--- start of Information provided ---
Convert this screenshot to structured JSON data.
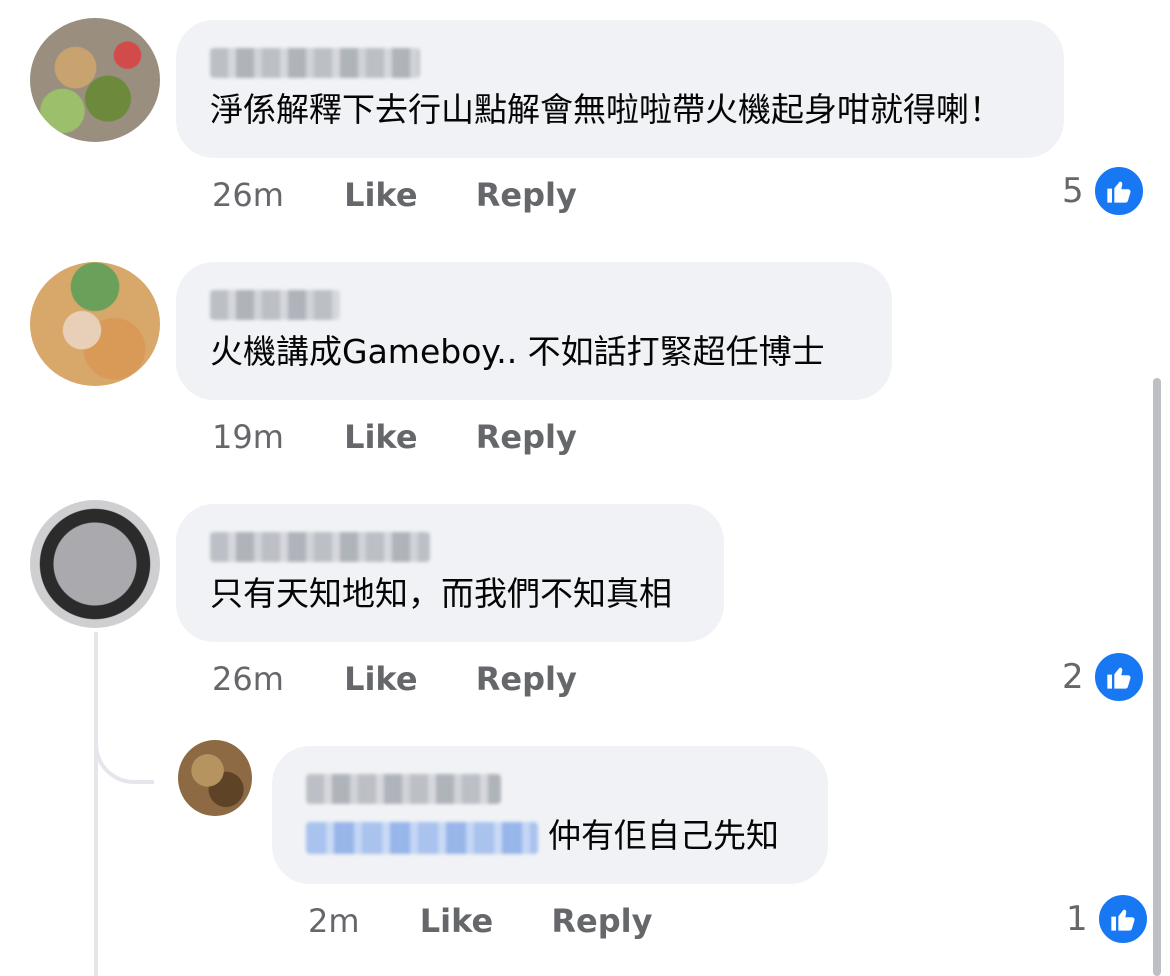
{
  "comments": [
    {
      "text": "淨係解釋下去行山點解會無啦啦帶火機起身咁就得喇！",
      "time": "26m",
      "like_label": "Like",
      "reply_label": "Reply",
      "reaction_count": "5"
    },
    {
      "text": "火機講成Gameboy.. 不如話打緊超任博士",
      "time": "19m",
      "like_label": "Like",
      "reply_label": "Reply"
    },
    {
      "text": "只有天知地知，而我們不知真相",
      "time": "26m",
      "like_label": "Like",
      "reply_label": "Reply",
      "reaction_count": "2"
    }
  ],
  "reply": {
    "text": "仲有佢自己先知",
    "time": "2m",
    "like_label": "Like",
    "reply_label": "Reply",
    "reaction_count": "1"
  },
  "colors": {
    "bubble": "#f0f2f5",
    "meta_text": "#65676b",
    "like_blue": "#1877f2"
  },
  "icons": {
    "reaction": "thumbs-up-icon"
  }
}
--- end of Information provided ---
▸ Work to be completed
Write the records out once more, exactly as they appear, with no pictures.

▸ Solved exercise
Convert this screenshot to structured JSON data.
{
  "comments": [
    {
      "text": "淨係解釋下去行山點解會無啦啦帶火機起身咁就得喇！",
      "time": "26m",
      "like_label": "Like",
      "reply_label": "Reply",
      "reaction_count": "5"
    },
    {
      "text": "火機講成Gameboy.. 不如話打緊超任博士",
      "time": "19m",
      "like_label": "Like",
      "reply_label": "Reply"
    },
    {
      "text": "只有天知地知，而我們不知真相",
      "time": "26m",
      "like_label": "Like",
      "reply_label": "Reply",
      "reaction_count": "2"
    }
  ],
  "reply": {
    "text": "仲有佢自己先知",
    "time": "2m",
    "like_label": "Like",
    "reply_label": "Reply",
    "reaction_count": "1"
  },
  "colors": {
    "bubble": "#f0f2f5",
    "meta_text": "#65676b",
    "like_blue": "#1877f2"
  },
  "icons": {
    "reaction": "thumbs-up-icon"
  }
}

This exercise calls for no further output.